**Data entries**:
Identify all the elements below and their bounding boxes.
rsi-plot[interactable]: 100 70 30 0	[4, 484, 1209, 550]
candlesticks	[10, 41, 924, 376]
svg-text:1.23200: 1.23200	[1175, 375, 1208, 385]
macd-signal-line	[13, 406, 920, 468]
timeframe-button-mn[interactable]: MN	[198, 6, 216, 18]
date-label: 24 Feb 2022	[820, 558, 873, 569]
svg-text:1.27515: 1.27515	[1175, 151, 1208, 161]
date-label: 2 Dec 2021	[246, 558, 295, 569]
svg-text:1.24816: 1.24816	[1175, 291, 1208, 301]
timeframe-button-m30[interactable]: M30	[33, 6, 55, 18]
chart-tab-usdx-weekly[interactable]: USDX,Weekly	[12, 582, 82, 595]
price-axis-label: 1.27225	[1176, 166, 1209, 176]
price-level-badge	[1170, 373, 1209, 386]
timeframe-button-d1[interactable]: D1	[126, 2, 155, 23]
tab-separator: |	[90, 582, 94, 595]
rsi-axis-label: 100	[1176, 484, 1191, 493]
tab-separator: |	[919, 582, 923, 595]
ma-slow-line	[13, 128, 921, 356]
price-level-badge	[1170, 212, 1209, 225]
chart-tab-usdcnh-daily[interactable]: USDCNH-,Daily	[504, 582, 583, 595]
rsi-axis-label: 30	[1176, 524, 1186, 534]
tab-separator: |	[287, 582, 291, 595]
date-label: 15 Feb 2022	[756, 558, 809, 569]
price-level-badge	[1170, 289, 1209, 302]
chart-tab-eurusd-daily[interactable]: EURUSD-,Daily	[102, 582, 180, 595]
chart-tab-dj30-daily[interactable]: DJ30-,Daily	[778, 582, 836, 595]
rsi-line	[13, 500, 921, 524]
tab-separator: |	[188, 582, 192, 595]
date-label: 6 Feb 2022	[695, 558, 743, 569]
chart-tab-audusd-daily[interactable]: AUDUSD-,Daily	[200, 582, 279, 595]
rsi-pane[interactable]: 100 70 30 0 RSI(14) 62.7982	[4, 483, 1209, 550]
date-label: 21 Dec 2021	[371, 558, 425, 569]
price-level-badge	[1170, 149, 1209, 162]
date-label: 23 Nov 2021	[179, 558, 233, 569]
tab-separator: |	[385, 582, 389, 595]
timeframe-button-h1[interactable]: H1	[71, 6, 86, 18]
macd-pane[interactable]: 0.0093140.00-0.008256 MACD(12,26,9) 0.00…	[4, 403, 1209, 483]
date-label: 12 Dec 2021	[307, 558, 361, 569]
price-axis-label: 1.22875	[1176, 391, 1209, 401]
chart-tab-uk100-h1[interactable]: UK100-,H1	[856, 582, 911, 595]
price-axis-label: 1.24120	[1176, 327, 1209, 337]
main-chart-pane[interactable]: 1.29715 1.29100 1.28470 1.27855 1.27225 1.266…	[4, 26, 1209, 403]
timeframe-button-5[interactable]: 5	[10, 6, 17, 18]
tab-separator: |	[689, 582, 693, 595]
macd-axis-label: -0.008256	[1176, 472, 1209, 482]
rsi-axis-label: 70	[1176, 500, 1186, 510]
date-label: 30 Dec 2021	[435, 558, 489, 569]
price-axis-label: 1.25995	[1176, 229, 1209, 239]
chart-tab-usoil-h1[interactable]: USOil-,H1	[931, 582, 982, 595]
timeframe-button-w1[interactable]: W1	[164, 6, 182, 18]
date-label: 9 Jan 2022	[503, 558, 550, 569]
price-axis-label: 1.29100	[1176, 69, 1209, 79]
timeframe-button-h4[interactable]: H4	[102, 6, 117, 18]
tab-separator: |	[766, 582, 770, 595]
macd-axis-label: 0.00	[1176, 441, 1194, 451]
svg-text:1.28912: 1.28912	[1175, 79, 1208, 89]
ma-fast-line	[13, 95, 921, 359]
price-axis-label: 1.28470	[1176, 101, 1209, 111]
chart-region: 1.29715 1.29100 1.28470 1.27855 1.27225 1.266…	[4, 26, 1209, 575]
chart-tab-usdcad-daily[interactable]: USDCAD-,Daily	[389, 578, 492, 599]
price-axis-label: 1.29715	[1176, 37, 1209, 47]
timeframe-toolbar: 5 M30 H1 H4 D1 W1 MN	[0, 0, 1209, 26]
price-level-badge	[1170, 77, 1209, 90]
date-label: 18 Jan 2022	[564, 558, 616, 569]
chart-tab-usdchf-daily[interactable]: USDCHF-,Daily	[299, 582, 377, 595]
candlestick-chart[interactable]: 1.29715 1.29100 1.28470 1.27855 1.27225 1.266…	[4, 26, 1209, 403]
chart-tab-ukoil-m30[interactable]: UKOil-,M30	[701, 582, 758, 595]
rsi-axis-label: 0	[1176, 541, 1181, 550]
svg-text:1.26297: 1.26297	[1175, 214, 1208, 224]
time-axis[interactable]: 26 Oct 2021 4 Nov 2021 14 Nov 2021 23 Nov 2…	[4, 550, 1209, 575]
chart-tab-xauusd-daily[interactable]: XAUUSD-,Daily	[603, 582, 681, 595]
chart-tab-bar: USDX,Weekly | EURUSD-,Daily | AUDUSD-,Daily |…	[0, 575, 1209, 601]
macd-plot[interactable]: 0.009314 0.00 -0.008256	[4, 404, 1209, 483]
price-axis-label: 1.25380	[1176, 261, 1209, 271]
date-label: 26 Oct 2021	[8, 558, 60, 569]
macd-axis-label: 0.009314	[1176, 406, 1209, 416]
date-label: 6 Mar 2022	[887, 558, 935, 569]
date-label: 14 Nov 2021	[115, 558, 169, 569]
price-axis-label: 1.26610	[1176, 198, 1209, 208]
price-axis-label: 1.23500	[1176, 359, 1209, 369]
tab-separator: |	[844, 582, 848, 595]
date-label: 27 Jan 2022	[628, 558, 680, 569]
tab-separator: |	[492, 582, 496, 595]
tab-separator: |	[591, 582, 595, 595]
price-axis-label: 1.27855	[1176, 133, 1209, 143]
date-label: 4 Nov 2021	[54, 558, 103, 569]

**Set problem**: Please rewrite the stretch of material from the start through the line containing "date-label: 21 Dec", changing every "tab-separator" to "tab-divider" and leaving everything else as it is.

**Result of the task**:
Identify all the elements below and their bounding boxes.
rsi-plot[interactable]: 100 70 30 0	[4, 484, 1209, 550]
candlesticks	[10, 41, 924, 376]
svg-text:1.23200: 1.23200	[1175, 375, 1208, 385]
macd-signal-line	[13, 406, 920, 468]
timeframe-button-mn[interactable]: MN	[198, 6, 216, 18]
date-label: 24 Feb 2022	[820, 558, 873, 569]
svg-text:1.27515: 1.27515	[1175, 151, 1208, 161]
date-label: 2 Dec 2021	[246, 558, 295, 569]
svg-text:1.24816: 1.24816	[1175, 291, 1208, 301]
timeframe-button-m30[interactable]: M30	[33, 6, 55, 18]
chart-tab-usdx-weekly[interactable]: USDX,Weekly	[12, 582, 82, 595]
price-axis-label: 1.27225	[1176, 166, 1209, 176]
price-level-badge	[1170, 373, 1209, 386]
timeframe-button-d1[interactable]: D1	[126, 2, 155, 23]
tab-divider: |	[90, 582, 94, 595]
rsi-axis-label: 100	[1176, 484, 1191, 493]
tab-divider: |	[919, 582, 923, 595]
ma-slow-line	[13, 128, 921, 356]
price-level-badge	[1170, 212, 1209, 225]
chart-tab-usdcnh-daily[interactable]: USDCNH-,Daily	[504, 582, 583, 595]
rsi-axis-label: 30	[1176, 524, 1186, 534]
tab-divider: |	[287, 582, 291, 595]
date-label: 15 Feb 2022	[756, 558, 809, 569]
price-level-badge	[1170, 289, 1209, 302]
chart-tab-eurusd-daily[interactable]: EURUSD-,Daily	[102, 582, 180, 595]
chart-tab-dj30-daily[interactable]: DJ30-,Daily	[778, 582, 836, 595]
rsi-line	[13, 500, 921, 524]
tab-divider: |	[188, 582, 192, 595]
date-label: 6 Feb 2022	[695, 558, 743, 569]
chart-tab-audusd-daily[interactable]: AUDUSD-,Daily	[200, 582, 279, 595]
rsi-pane[interactable]: 100 70 30 0 RSI(14) 62.7982	[4, 483, 1209, 550]
date-label: 21 Dec 2021	[371, 558, 425, 569]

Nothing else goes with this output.